RF-301 Week 9 — SIGINT Techniques: Capture, Classify, Decode Unknown Signals · RF-301

"Signal intelligence begins where protocol documentation ends. When you have no specification, you build one from observation — and the discipline of building it from evidence rather than assumption is what separates SIGINT from guessing." — practitioner framing, RF-301 course doctrine

Lecture (90 min)

7.1 SIGINT Discipline: The Classification Pipeline

In RF-201, the RE workflow started with a known protocol family (LoRa, BLE, ZigBee) and used URH to confirm the hypothesis. The target was identifiable; the question was confirmation. In RF-301 SIGINT work, the target may be completely unknown. No documentation. No vendor. No community RE writeup. The workflow must start from first observation.

The classification pipeline (five stages):

Stage 1: Spectrum survey
  → What frequency? What bandwidth? What power? When does it transmit?

Stage 2: Modulation classification
  → AM/FM/PM/ASK/FSK/PSK/QAM/spread-spectrum?
  → Constellation diagram, instantaneous phase, frequency deviation analysis

Stage 3: Multiple-access identification
  → TDMA/FDMA/CDMA/OFDMA/FHSS?
  → Time-frequency map; burst timing analysis; frequency-hopping pattern

Stage 4: Symbol structure
  → Symbol rate? Bit order? Framing (preamble, sync word, payload, CRC)?
  → Eye diagram; autocorrelation; bit error patterns

Stage 5: Protocol hypothesis
  → What protocol family does this resemble?
  → Named states? Message types? Request-response pattern?

Each stage produces a hypothesis that the next stage either confirms or refutes. The discipline is to document the evidence at each stage and the confidence level of the resulting hypothesis.

7.2 Stage 1: Spectrum Survey

Tools: gr-fosphor (GPU-accelerated waterfall), GQRX, SDRAngel, SDR# (Windows)

gr-fosphor provides the most information-dense spectrum display in the SDR ecosystem. It renders both a live spectrum and a color-coded waterfall (time × frequency × power), with a separate "persistence" display that shows the statistical envelope of the spectrum over time. Signals that appear for only 1 ms per 100 ms frame are visible in the persistence display even when they're invisible in the instantaneous spectrum.

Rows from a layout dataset
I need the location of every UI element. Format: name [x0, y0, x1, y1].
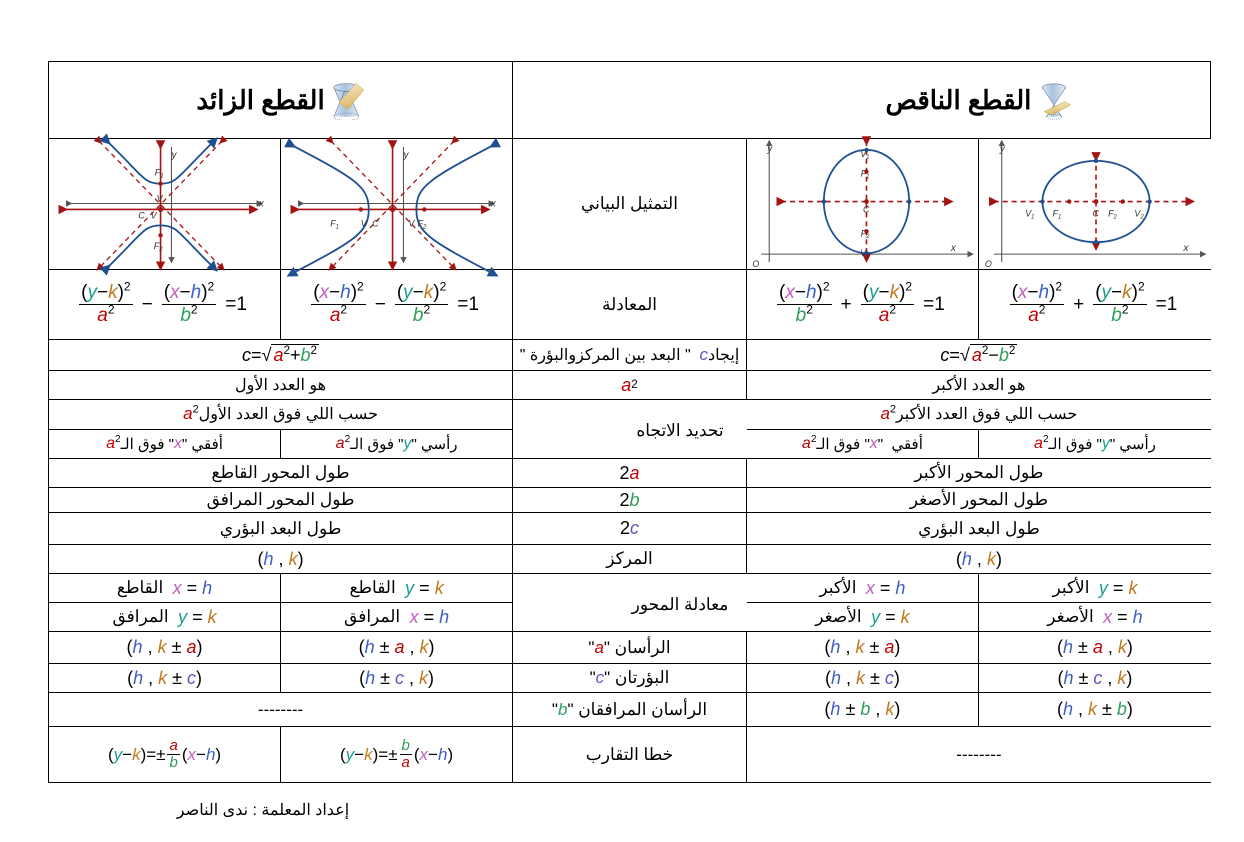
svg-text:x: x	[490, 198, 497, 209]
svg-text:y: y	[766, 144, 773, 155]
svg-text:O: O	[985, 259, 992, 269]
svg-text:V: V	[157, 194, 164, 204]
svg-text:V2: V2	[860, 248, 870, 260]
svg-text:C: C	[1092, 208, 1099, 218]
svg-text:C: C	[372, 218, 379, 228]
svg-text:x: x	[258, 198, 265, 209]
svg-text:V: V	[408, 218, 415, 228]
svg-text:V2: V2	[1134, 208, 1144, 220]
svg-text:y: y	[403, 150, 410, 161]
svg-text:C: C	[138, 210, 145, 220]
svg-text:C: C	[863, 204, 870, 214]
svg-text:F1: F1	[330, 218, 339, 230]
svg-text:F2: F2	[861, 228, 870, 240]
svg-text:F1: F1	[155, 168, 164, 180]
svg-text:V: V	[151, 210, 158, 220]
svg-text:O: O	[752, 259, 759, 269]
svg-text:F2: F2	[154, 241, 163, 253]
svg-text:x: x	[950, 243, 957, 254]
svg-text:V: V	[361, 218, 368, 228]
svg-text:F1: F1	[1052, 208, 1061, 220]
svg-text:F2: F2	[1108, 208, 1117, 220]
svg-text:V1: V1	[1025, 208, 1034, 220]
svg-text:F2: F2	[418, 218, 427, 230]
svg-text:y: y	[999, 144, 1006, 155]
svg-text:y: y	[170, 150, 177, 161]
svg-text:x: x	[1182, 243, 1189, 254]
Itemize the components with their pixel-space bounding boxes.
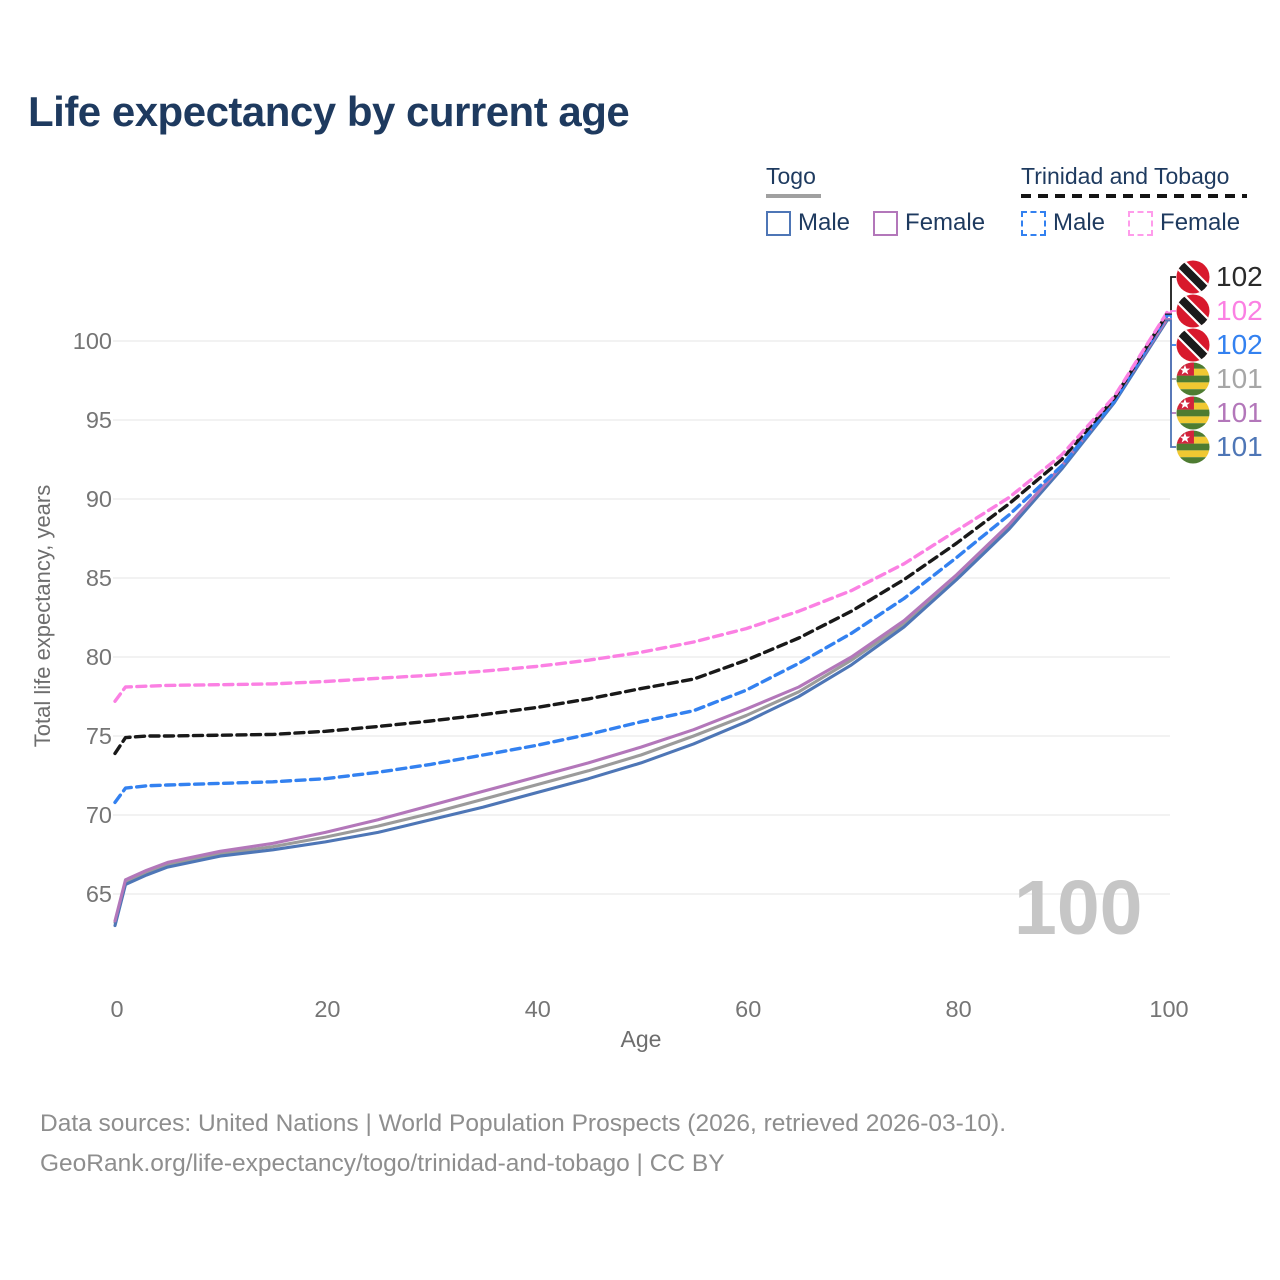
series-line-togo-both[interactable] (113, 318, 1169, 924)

PROBLEMS AND TASKS>
1. How would you put this sentence from the SIGINT lecture into Spanish: "Each stage produces a hypothesis that the next stage either confirms or refutes."?
2. Can you extend the SIGINT lecture, picking up right after its last sentence?

ANSWERS FOR THIS EXERCISE>
1. Cada etapa produce una hipótesis que la etapa siguiente confirma o refuta.

2.
# Launch gr-fosphor in GNU Radio
# In a GRC flowgraph, add the gr-fosphor FFT Sink block
# Connect your signal source → gr-fosphor FFT Sink

# Alternatively, command-line with RTL-SDR:
fosphor_cli -f 433.92e6 -s 2.4e6

Survey parameters to record:

Parameter	How to measure	Notes
Center frequency	Tune SDR; observe strongest signal	±drift for frequency accuracy
Bandwidth	-3 dB points of spectral envelope	Filter bandwidth, not channel spacing
EIRP estimate	Calibrated power meter or reference source	Link budget reverse-calculation
Duty cycle	Persistence display; time % signal present	Burst vs. continuous
Transmit timing	Timestamp via GPS-synchronized capture	Repeat interval, inter-burst gap
Polarization	Rotate receiving antenna	Determines antenna orientation

7.3 Stage 2: Modulation Classification

Visual indicators in waterfall and constellation:

Observation	Likely modulation
Constant amplitude, varying phase	PSK (BPSK, QPSK, 8PSK)
Varying amplitude AND phase, grid pattern	QAM (16-QAM, 64-QAM)
Discrete frequency jumps, constant amplitude	FSK (2-FSK, 4-FSK, GFSK)
Chirping (frequency rises monotonically per symbol)	LoRa CSS
Wideband, noise-like appearance, low spectral density	Spread spectrum (DSSS, FHSS, CDMA)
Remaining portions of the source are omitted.